• **Items from a figure collection**
>> Start
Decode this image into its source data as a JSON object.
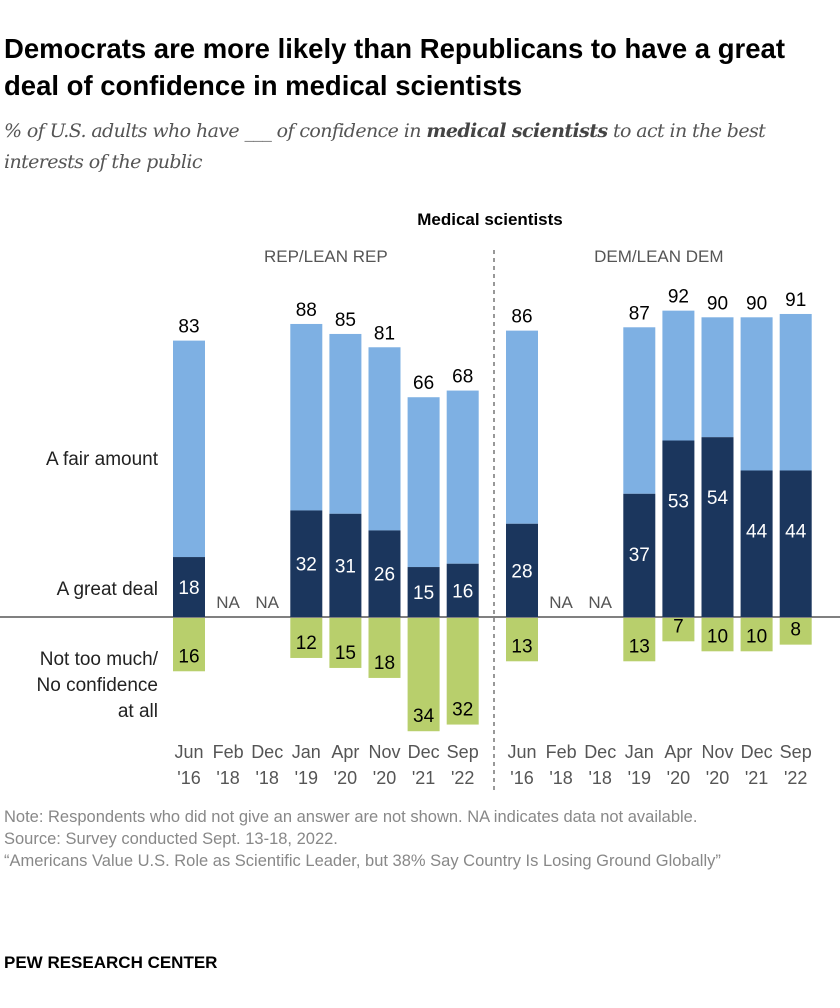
{
  "title": "Democrats are more likely than Republicans to have a great deal of confidence in medical scientists",
  "subtitle": {
    "before": "% of U.S. adults who have ___ of confidence in ",
    "bold": "medical scientists",
    "after": " to act in the best interests of the public"
  },
  "chart_data": {
    "type": "bar",
    "title": "Medical scientists",
    "row_labels": {
      "fair": "A fair amount",
      "great": "A great deal",
      "not": "Not too much/ No confidence at all"
    },
    "na_label": "NA",
    "categories": [
      [
        "Jun",
        "'16"
      ],
      [
        "Feb",
        "'18"
      ],
      [
        "Dec",
        "'18"
      ],
      [
        "Jan",
        "'19"
      ],
      [
        "Apr",
        "'20"
      ],
      [
        "Nov",
        "'20"
      ],
      [
        "Dec",
        "'21"
      ],
      [
        "Sep",
        "'22"
      ]
    ],
    "colors": {
      "great": "#1b365d",
      "fair": "#7eb0e3",
      "not": "#b8cf6c"
    },
    "panels": [
      {
        "name": "REP/LEAN REP",
        "total": [
          83,
          null,
          null,
          88,
          85,
          81,
          66,
          68
        ],
        "great_deal": [
          18,
          null,
          null,
          32,
          31,
          26,
          15,
          16
        ],
        "not_too_much": [
          16,
          null,
          null,
          12,
          15,
          18,
          34,
          32
        ]
      },
      {
        "name": "DEM/LEAN DEM",
        "total": [
          86,
          null,
          null,
          87,
          92,
          90,
          90,
          91
        ],
        "great_deal": [
          28,
          null,
          null,
          37,
          53,
          54,
          44,
          44
        ],
        "not_too_much": [
          13,
          null,
          null,
          13,
          7,
          10,
          10,
          8
        ]
      }
    ]
  },
  "notes": {
    "note": "Note: Respondents who did not give an answer are not shown. NA indicates data not available.",
    "source": "Source: Survey conducted Sept. 13-18, 2022.",
    "report": "“Americans Value U.S. Role as Scientific Leader, but 38% Say Country Is Losing Ground Globally”"
  },
  "logo": "PEW RESEARCH CENTER"
}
>> End
• **Your task**
Each entry must be retyped word for word, with every image omitted.

• **Answer to the task**
Decode this image into its source data as a JSON object.
{
  "title": "Democrats are more likely than Republicans to have a great deal of confidence in medical scientists",
  "subtitle": {
    "before": "% of U.S. adults who have ___ of confidence in ",
    "bold": "medical scientists",
    "after": " to act in the best interests of the public"
  },
  "chart_data": {
    "type": "bar",
    "title": "Medical scientists",
    "row_labels": {
      "fair": "A fair amount",
      "great": "A great deal",
      "not": "Not too much/ No confidence at all"
    },
    "na_label": "NA",
    "categories": [
      [
        "Jun",
        "'16"
      ],
      [
        "Feb",
        "'18"
      ],
      [
        "Dec",
        "'18"
      ],
      [
        "Jan",
        "'19"
      ],
      [
        "Apr",
        "'20"
      ],
      [
        "Nov",
        "'20"
      ],
      [
        "Dec",
        "'21"
      ],
      [
        "Sep",
        "'22"
      ]
    ],
    "colors": {
      "great": "#1b365d",
      "fair": "#7eb0e3",
      "not": "#b8cf6c"
    },
    "panels": [
      {
        "name": "REP/LEAN REP",
        "total": [
          83,
          null,
          null,
          88,
          85,
          81,
          66,
          68
        ],
        "great_deal": [
          18,
          null,
          null,
          32,
          31,
          26,
          15,
          16
        ],
        "not_too_much": [
          16,
          null,
          null,
          12,
          15,
          18,
          34,
          32
        ]
      },
      {
        "name": "DEM/LEAN DEM",
        "total": [
          86,
          null,
          null,
          87,
          92,
          90,
          90,
          91
        ],
        "great_deal": [
          28,
          null,
          null,
          37,
          53,
          54,
          44,
          44
        ],
        "not_too_much": [
          13,
          null,
          null,
          13,
          7,
          10,
          10,
          8
        ]
      }
    ]
  },
  "notes": {
    "note": "Note: Respondents who did not give an answer are not shown. NA indicates data not available.",
    "source": "Source: Survey conducted Sept. 13-18, 2022.",
    "report": "“Americans Value U.S. Role as Scientific Leader, but 38% Say Country Is Losing Ground Globally”"
  },
  "logo": "PEW RESEARCH CENTER"
}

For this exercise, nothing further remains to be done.